■ WHAT IS ASKED ■
Retype the records below exactly as they appear.

Stored records
——

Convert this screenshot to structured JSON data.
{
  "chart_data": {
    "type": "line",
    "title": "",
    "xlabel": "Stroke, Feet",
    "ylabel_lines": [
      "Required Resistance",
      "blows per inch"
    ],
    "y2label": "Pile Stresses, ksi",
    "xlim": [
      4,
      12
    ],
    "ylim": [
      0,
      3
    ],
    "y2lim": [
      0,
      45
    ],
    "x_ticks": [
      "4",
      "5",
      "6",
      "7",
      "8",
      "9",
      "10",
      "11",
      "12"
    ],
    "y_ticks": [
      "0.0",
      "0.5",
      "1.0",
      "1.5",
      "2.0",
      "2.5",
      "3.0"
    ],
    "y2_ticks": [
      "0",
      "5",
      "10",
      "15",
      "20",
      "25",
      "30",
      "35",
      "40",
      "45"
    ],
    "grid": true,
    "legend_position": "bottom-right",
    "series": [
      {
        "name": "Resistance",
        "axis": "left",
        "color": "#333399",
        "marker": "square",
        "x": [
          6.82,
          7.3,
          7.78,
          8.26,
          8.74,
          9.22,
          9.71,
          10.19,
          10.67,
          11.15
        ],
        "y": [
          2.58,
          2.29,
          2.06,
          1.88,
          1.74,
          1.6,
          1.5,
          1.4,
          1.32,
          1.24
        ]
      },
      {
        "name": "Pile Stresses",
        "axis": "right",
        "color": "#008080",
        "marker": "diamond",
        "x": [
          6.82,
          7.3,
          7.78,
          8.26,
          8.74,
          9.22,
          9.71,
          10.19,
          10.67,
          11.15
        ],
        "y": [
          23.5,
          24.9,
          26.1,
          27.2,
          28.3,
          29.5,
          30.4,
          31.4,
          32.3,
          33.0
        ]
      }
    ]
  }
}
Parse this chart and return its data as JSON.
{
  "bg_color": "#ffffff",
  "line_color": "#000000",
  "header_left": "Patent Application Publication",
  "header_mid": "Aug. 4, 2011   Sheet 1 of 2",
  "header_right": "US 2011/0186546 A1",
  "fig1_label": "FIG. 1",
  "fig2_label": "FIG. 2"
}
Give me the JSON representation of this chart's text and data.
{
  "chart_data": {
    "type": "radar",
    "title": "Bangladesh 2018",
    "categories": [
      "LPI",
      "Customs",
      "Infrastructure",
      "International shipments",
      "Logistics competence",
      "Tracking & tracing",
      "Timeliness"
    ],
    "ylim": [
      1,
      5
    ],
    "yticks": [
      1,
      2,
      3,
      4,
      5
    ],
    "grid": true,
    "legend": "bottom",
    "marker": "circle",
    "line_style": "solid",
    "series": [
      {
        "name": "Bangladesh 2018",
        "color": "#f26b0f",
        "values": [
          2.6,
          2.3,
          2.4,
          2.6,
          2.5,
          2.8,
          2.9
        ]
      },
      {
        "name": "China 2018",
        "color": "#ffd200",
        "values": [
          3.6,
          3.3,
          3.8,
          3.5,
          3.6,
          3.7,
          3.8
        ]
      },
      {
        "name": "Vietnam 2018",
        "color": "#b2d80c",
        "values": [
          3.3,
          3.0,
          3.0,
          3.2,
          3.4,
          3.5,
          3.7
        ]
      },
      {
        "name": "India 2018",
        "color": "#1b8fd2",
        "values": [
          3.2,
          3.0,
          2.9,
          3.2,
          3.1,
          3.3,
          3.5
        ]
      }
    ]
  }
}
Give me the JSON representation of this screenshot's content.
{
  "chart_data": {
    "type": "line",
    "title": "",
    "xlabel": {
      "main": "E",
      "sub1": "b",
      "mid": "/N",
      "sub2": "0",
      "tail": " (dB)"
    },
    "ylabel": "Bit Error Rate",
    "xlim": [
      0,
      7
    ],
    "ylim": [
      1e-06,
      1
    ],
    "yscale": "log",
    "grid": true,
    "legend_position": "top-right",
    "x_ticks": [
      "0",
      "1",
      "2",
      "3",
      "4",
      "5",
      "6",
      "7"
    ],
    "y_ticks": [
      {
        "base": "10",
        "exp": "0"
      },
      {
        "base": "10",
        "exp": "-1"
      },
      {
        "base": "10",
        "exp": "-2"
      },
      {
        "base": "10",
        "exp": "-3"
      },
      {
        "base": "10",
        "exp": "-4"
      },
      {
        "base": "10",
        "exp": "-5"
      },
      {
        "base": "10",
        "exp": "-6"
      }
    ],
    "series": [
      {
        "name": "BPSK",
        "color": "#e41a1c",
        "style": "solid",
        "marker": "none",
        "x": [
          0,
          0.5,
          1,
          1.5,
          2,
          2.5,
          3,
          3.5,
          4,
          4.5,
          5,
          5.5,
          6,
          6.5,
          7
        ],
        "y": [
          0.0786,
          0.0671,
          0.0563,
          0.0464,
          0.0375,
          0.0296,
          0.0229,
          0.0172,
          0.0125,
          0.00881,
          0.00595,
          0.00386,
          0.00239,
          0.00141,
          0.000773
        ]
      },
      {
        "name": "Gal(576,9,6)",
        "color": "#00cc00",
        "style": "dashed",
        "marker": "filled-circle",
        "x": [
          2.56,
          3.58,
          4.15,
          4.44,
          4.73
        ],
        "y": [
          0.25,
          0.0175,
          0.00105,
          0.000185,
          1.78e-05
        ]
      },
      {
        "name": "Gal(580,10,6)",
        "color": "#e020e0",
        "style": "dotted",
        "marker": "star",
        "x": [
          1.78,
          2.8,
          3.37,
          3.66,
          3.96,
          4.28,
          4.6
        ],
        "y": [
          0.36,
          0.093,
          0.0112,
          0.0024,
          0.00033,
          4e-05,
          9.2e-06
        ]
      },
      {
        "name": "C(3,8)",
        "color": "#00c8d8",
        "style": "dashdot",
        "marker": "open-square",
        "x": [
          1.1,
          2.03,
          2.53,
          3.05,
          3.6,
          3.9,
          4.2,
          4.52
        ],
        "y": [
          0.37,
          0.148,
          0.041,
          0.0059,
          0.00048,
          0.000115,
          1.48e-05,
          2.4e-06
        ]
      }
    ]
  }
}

——

■ ANSWER IN FULL ■
Convert this screenshot to structured JSON data.
{
  "chart_data": {
    "type": "line",
    "title": "",
    "xlabel": "Stroke, Feet",
    "ylabel_lines": [
      "Required Resistance",
      "blows per inch"
    ],
    "y2label": "Pile Stresses, ksi",
    "xlim": [
      4,
      12
    ],
    "ylim": [
      0,
      3
    ],
    "y2lim": [
      0,
      45
    ],
    "x_ticks": [
      "4",
      "5",
      "6",
      "7",
      "8",
      "9",
      "10",
      "11",
      "12"
    ],
    "y_ticks": [
      "0.0",
      "0.5",
      "1.0",
      "1.5",
      "2.0",
      "2.5",
      "3.0"
    ],
    "y2_ticks": [
      "0",
      "5",
      "10",
      "15",
      "20",
      "25",
      "30",
      "35",
      "40",
      "45"
    ],
    "grid": true,
    "legend_position": "bottom-right",
    "series": [
      {
        "name": "Resistance",
        "axis": "left",
        "color": "#333399",
        "marker": "square",
        "x": [
          6.82,
          7.3,
          7.78,
          8.26,
          8.74,
          9.22,
          9.71,
          10.19,
          10.67,
          11.15
        ],
        "y": [
          2.58,
          2.29,
          2.06,
          1.88,
          1.74,
          1.6,
          1.5,
          1.4,
          1.32,
          1.24
        ]
      },
      {
        "name": "Pile Stresses",
        "axis": "right",
        "color": "#008080",
        "marker": "diamond",
        "x": [
          6.82,
          7.3,
          7.78,
          8.26,
          8.74,
          9.22,
          9.71,
          10.19,
          10.67,
          11.15
        ],
        "y": [
          23.5,
          24.9,
          26.1,
          27.2,
          28.3,
          29.5,
          30.4,
          31.4,
          32.3,
          33.0
        ]
      }
    ]
  }
}
Parse this chart and return its data as JSON.
{
  "bg_color": "#ffffff",
  "line_color": "#000000",
  "header_left": "Patent Application Publication",
  "header_mid": "Aug. 4, 2011   Sheet 1 of 2",
  "header_right": "US 2011/0186546 A1",
  "fig1_label": "FIG. 1",
  "fig2_label": "FIG. 2"
}
Give me the JSON representation of this chart's text and data.
{
  "chart_data": {
    "type": "radar",
    "title": "Bangladesh 2018",
    "categories": [
      "LPI",
      "Customs",
      "Infrastructure",
      "International shipments",
      "Logistics competence",
      "Tracking & tracing",
      "Timeliness"
    ],
    "ylim": [
      1,
      5
    ],
    "yticks": [
      1,
      2,
      3,
      4,
      5
    ],
    "grid": true,
    "legend": "bottom",
    "marker": "circle",
    "line_style": "solid",
    "series": [
      {
        "name": "Bangladesh 2018",
        "color": "#f26b0f",
        "values": [
          2.6,
          2.3,
          2.4,
          2.6,
          2.5,
          2.8,
          2.9
        ]
      },
      {
        "name": "China 2018",
        "color": "#ffd200",
        "values": [
          3.6,
          3.3,
          3.8,
          3.5,
          3.6,
          3.7,
          3.8
        ]
      },
      {
        "name": "Vietnam 2018",
        "color": "#b2d80c",
        "values": [
          3.3,
          3.0,
          3.0,
          3.2,
          3.4,
          3.5,
          3.7
        ]
      },
      {
        "name": "India 2018",
        "color": "#1b8fd2",
        "values": [
          3.2,
          3.0,
          2.9,
          3.2,
          3.1,
          3.3,
          3.5
        ]
      }
    ]
  }
}
Give me the JSON representation of this screenshot's content.
{
  "chart_data": {
    "type": "line",
    "title": "",
    "xlabel": {
      "main": "E",
      "sub1": "b",
      "mid": "/N",
      "sub2": "0",
      "tail": " (dB)"
    },
    "ylabel": "Bit Error Rate",
    "xlim": [
      0,
      7
    ],
    "ylim": [
      1e-06,
      1
    ],
    "yscale": "log",
    "grid": true,
    "legend_position": "top-right",
    "x_ticks": [
      "0",
      "1",
      "2",
      "3",
      "4",
      "5",
      "6",
      "7"
    ],
    "y_ticks": [
      {
        "base": "10",
        "exp": "0"
      },
      {
        "base": "10",
        "exp": "-1"
      },
      {
        "base": "10",
        "exp": "-2"
      },
      {
        "base": "10",
        "exp": "-3"
      },
      {
        "base": "10",
        "exp": "-4"
      },
      {
        "base": "10",
        "exp": "-5"
      },
      {
        "base": "10",
        "exp": "-6"
      }
    ],
    "series": [
      {
        "name": "BPSK",
        "color": "#e41a1c",
        "style": "solid",
        "marker": "none",
        "x": [
          0,
          0.5,
          1,
          1.5,
          2,
          2.5,
          3,
          3.5,
          4,
          4.5,
          5,
          5.5,
          6,
          6.5,
          7
        ],
        "y": [
          0.0786,
          0.0671,
          0.0563,
          0.0464,
          0.0375,
          0.0296,
          0.0229,
          0.0172,
          0.0125,
          0.00881,
          0.00595,
          0.00386,
          0.00239,
          0.00141,
          0.000773
        ]
      },
      {
        "name": "Gal(576,9,6)",
        "color": "#00cc00",
        "style": "dashed",
        "marker": "filled-circle",
        "x": [
          2.56,
          3.58,
          4.15,
          4.44,
          4.73
        ],
        "y": [
          0.25,
          0.0175,
          0.00105,
          0.000185,
          1.78e-05
        ]
      },
      {
        "name": "Gal(580,10,6)",
        "color": "#e020e0",
        "style": "dotted",
        "marker": "star",
        "x": [
          1.78,
          2.8,
          3.37,
          3.66,
          3.96,
          4.28,
          4.6
        ],
        "y": [
          0.36,
          0.093,
          0.0112,
          0.0024,
          0.00033,
          4e-05,
          9.2e-06
        ]
      },
      {
        "name": "C(3,8)",
        "color": "#00c8d8",
        "style": "dashdot",
        "marker": "open-square",
        "x": [
          1.1,
          2.03,
          2.53,
          3.05,
          3.6,
          3.9,
          4.2,
          4.52
        ],
        "y": [
          0.37,
          0.148,
          0.041,
          0.0059,
          0.00048,
          0.000115,
          1.48e-05,
          2.4e-06
        ]
      }
    ]
  }
}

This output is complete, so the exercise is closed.